Report, word for word, every line of the material that contains "Exhibitions".

Stored records:

____

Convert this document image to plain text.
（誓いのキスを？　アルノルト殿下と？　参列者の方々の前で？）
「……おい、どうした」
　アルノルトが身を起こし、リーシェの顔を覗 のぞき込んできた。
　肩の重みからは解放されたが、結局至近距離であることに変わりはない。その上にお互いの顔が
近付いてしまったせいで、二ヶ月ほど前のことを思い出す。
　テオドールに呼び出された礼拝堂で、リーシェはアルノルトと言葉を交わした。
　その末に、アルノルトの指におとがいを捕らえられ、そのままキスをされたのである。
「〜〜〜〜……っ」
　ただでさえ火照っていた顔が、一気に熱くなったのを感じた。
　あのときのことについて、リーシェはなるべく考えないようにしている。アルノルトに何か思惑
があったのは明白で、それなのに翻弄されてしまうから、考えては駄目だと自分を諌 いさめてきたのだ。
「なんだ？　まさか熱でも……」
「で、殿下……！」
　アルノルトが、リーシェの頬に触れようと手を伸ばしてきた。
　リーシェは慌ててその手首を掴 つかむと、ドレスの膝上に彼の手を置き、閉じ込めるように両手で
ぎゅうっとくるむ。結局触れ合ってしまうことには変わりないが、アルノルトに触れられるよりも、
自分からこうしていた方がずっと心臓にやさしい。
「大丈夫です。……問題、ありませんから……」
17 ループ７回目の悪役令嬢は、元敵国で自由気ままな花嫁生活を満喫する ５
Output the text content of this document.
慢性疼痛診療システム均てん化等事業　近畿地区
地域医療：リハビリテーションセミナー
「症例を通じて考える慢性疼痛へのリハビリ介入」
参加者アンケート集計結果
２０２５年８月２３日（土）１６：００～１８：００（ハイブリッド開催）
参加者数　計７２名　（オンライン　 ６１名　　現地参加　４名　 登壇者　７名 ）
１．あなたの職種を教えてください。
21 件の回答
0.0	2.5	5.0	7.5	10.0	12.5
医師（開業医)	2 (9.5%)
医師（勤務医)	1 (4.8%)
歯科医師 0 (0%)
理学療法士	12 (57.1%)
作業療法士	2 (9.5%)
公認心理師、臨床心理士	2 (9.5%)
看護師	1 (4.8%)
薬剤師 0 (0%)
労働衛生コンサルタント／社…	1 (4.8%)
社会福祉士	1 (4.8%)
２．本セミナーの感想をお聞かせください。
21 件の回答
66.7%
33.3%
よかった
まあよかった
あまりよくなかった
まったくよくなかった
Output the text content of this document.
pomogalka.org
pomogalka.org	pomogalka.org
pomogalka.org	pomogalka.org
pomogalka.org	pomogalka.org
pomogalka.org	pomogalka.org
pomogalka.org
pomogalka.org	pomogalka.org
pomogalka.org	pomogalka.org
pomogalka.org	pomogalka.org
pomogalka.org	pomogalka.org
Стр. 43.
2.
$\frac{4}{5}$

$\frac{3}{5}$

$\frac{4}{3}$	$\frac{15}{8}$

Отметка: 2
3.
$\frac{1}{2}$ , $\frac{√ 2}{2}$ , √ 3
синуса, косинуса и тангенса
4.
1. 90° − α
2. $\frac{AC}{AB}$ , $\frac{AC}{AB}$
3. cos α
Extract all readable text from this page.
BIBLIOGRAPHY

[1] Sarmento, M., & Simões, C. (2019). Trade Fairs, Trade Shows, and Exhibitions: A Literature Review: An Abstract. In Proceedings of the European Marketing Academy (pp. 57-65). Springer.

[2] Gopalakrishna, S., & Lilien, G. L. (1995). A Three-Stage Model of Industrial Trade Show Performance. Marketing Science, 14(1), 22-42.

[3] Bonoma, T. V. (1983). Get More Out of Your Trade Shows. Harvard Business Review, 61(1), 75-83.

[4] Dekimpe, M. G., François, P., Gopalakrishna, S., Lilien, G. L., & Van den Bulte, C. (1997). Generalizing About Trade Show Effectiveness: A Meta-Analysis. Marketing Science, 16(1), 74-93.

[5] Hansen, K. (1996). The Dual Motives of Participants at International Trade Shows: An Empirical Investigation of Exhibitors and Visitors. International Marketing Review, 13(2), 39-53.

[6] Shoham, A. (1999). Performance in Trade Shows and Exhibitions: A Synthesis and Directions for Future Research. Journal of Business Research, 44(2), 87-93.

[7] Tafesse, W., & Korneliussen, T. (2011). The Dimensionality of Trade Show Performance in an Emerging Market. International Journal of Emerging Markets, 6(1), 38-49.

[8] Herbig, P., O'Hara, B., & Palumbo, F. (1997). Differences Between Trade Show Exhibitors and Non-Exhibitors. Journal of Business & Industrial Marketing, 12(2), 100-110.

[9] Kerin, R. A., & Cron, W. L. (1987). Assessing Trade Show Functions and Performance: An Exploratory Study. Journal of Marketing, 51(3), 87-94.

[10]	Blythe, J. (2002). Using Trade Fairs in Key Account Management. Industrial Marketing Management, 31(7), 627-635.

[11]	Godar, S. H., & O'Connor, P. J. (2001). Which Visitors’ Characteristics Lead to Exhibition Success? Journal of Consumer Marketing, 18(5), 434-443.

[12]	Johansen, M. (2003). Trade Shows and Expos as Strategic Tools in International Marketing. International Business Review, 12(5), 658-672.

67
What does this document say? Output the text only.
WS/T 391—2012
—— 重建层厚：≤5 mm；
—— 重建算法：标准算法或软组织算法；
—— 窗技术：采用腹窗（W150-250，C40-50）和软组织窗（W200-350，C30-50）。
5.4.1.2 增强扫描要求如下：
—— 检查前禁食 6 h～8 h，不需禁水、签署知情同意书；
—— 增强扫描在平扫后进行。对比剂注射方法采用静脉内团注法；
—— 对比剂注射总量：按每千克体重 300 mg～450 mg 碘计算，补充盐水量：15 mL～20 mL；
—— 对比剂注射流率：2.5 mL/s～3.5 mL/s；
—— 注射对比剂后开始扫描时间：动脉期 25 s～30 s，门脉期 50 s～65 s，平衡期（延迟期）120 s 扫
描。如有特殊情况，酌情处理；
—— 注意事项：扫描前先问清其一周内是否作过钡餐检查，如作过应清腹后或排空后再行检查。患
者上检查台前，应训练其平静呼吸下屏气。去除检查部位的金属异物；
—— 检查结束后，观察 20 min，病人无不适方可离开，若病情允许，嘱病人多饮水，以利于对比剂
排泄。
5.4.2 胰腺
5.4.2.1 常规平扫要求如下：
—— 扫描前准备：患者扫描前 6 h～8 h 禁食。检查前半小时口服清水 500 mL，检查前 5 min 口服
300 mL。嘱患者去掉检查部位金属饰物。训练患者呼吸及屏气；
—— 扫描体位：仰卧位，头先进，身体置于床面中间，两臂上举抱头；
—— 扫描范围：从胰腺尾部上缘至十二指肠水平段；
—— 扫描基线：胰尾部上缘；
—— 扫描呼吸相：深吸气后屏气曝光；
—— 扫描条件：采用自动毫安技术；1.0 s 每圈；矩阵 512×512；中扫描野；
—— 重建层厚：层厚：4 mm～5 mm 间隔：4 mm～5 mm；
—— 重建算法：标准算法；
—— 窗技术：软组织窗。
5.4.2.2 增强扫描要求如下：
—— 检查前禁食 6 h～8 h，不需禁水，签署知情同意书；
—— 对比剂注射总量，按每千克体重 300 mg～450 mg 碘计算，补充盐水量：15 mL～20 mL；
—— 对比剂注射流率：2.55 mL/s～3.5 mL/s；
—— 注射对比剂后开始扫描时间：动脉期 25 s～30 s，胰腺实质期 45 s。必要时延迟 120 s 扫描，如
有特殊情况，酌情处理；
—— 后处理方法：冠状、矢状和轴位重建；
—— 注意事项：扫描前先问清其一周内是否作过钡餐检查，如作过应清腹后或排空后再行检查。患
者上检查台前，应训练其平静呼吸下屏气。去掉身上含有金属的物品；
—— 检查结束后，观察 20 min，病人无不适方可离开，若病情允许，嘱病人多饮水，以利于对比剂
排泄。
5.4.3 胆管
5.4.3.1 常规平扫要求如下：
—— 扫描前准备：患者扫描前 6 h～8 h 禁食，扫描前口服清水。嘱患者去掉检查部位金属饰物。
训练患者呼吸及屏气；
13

____

Reply to the exercise:
[1] Sarmento, M., & Simões, C. (2019). Trade Fairs, Trade Shows, and Exhibitions: A Literature Review: An Abstract. In Proceedings of the European Marketing Academy (pp. 57-65). Springer.
[6] Shoham, A. (1999). Performance in Trade Shows and Exhibitions: A Synthesis and Directions for Future Research. Journal of Business Research, 44(2), 87-93.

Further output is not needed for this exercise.